A Streetcar Named Desire | Theatre review

Octagon, Bolton

We may try to kid ourselves otherwise, but for every one of us, all roads eventually lead to the cemetery. So it's worth taking a detour via Bolton, a place which may not qualify as the Elysian Fields, but where something rather remarkable is happening. Now in his second season as artistic director, David Thacker continues to take audiences on a rewarding journey through Shakespeare and 20th-century classics, matching great writing with astute productions. It's a reminder that audiences willingly rise to the challenge of meaty programming when they feel confidence in their local theatre, and that directors do their best work when they have a real passion for a play.

This delicately pitched revival of Tennessee Williams's great play is crammed into the centre of the stage, with the audience up close and personal so that you can never doubt the lack of privacy in the tiny New Orleans apartment where the broken Blanche DuBois comes to stay with her sister, Stella, and Stella's Polish-American husband, Stanley. The battle between Blanche and Stanley over living space is a microcosm of the greater battle that the two wage over Stella and for control of the future – a future that doesn't have room for both of them.

Perhaps this revival misses the dangerous spark of electricity necessary to make the relationship between Kieran Hill's beefy Stanley and Clare Foster's Blanche really ignite, but there are other compensations, most notably in the relationship between Blanche and Stella (Amy Nuttall). It's not just the red hair that marks these two out as sisters, it is their easy complicity, shared gestures and memories.

■ **Given information**:

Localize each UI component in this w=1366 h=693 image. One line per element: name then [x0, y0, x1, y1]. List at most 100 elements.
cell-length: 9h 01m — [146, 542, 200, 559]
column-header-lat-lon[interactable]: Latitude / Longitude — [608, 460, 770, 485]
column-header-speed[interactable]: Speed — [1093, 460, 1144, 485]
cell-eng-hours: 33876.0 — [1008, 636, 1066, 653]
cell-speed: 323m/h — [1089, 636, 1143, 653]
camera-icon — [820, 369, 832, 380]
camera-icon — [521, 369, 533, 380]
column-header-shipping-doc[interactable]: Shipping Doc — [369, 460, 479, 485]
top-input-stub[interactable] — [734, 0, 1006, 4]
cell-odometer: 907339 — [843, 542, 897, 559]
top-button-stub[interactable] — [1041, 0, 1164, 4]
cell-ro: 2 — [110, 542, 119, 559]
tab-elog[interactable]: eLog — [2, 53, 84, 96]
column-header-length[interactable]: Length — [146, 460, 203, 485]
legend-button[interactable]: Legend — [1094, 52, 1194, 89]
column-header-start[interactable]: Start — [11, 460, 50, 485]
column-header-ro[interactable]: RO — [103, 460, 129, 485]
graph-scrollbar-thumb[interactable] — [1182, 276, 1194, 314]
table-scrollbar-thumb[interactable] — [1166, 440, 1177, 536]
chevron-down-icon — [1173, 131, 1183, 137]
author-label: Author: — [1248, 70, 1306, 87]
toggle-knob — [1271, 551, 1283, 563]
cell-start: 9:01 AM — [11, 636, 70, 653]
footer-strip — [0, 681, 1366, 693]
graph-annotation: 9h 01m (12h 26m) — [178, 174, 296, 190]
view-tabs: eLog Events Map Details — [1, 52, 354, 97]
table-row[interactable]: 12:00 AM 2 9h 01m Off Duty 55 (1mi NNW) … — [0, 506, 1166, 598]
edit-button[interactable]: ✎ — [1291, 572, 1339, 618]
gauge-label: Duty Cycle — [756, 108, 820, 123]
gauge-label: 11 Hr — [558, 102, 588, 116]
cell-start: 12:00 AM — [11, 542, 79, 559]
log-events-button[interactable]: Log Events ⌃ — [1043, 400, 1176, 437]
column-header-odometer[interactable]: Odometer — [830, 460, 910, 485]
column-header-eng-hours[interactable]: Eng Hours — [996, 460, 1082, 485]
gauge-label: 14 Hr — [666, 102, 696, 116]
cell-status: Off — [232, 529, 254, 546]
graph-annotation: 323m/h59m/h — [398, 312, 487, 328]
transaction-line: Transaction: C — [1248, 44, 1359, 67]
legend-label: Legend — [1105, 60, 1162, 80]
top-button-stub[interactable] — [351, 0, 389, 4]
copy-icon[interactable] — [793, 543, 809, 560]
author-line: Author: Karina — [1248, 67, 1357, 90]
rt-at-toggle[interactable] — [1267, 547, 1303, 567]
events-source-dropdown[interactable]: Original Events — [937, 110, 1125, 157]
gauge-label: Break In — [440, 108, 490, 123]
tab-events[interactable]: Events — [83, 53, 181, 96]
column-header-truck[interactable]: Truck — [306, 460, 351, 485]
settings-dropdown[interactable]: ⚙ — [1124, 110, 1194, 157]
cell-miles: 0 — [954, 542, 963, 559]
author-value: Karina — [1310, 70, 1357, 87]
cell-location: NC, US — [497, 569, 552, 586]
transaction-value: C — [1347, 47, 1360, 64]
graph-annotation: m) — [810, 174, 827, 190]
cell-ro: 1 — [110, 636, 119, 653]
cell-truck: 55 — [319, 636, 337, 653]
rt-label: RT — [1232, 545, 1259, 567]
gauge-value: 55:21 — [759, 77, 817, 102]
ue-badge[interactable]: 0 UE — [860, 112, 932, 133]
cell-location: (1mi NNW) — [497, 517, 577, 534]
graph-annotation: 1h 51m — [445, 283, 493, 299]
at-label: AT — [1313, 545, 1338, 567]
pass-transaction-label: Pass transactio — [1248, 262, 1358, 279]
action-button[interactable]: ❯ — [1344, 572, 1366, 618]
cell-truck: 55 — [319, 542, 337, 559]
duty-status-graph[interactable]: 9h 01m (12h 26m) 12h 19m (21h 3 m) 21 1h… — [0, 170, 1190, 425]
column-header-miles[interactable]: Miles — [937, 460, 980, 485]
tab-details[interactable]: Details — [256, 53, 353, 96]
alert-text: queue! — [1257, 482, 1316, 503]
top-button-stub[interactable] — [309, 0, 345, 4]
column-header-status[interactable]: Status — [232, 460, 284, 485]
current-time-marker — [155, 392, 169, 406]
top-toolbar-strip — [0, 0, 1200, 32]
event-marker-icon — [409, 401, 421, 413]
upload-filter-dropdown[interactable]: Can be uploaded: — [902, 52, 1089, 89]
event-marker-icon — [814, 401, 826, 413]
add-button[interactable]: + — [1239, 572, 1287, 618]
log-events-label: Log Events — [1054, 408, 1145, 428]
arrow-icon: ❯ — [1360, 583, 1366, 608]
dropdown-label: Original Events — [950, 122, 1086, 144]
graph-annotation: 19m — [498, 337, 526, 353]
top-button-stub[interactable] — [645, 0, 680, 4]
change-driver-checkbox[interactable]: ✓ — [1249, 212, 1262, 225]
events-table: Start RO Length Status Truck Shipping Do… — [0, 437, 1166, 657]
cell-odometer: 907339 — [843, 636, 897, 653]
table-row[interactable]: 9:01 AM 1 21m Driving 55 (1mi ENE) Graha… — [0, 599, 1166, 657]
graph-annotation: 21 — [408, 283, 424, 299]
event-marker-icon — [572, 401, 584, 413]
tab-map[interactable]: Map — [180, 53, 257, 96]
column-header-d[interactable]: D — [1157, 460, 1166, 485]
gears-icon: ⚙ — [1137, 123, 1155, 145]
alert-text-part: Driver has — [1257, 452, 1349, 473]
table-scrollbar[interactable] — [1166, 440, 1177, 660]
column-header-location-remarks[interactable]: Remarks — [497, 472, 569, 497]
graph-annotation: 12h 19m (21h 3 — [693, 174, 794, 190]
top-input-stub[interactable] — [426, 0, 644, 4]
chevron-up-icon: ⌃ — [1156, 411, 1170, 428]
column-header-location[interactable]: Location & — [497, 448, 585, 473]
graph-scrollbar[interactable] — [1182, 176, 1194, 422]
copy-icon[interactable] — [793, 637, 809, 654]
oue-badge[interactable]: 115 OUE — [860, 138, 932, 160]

■ **What to work on**:
a. Copy out the listing from its first line through the line containing "table-scrollbar-thumb[interactable] — [1166, 440, 1177, 536]", with both ends included.
b. Pick up the theatre review of A Streetcar Named Desire where it stops and carry it on.

■ **Task responses**:
a.
Localize each UI component in this w=1366 h=693 image. One line per element: name then [x0, y0, x1, y1]. List at most 100 elements.
cell-length: 9h 01m — [146, 542, 200, 559]
column-header-lat-lon[interactable]: Latitude / Longitude — [608, 460, 770, 485]
column-header-speed[interactable]: Speed — [1093, 460, 1144, 485]
cell-eng-hours: 33876.0 — [1008, 636, 1066, 653]
cell-speed: 323m/h — [1089, 636, 1143, 653]
camera-icon — [820, 369, 832, 380]
camera-icon — [521, 369, 533, 380]
column-header-shipping-doc[interactable]: Shipping Doc — [369, 460, 479, 485]
top-input-stub[interactable] — [734, 0, 1006, 4]
cell-odometer: 907339 — [843, 542, 897, 559]
top-button-stub[interactable] — [1041, 0, 1164, 4]
cell-ro: 2 — [110, 542, 119, 559]
tab-elog[interactable]: eLog — [2, 53, 84, 96]
column-header-length[interactable]: Length — [146, 460, 203, 485]
legend-button[interactable]: Legend — [1094, 52, 1194, 89]
column-header-start[interactable]: Start — [11, 460, 50, 485]
column-header-ro[interactable]: RO — [103, 460, 129, 485]
graph-scrollbar-thumb[interactable] — [1182, 276, 1194, 314]
table-scrollbar-thumb[interactable] — [1166, 440, 1177, 536]

b.
If Blanche and Stanley battle over the future, Blanche and Stella are trying to protect the past – childhood innocence itself. In Ciaran Bagnall's design, the tram tracks that bring Blanche from the past to a future reliant on "the comfort of strangers" cut across Stella and Stanley's kitchen, a reminder that it is only a temporary rest-stop in Blanche's journey towards destruction.

Foster is terrific as the wounded Blanche, still bright-eyed and steely as she struggles for survival like a bird caught in the grasp of a hunter. Nuttall is passionate as the sister who must betray Blanche for the sake of her own marriage and child, and Huw Higginson brings complexity to Mitch, the would-be beau. I wept as Blanche walked from the house that proves no haven on the arm of the asylum doctor, her head held high, every inch a lady.

Until 9 October. Box office: 01204 520661.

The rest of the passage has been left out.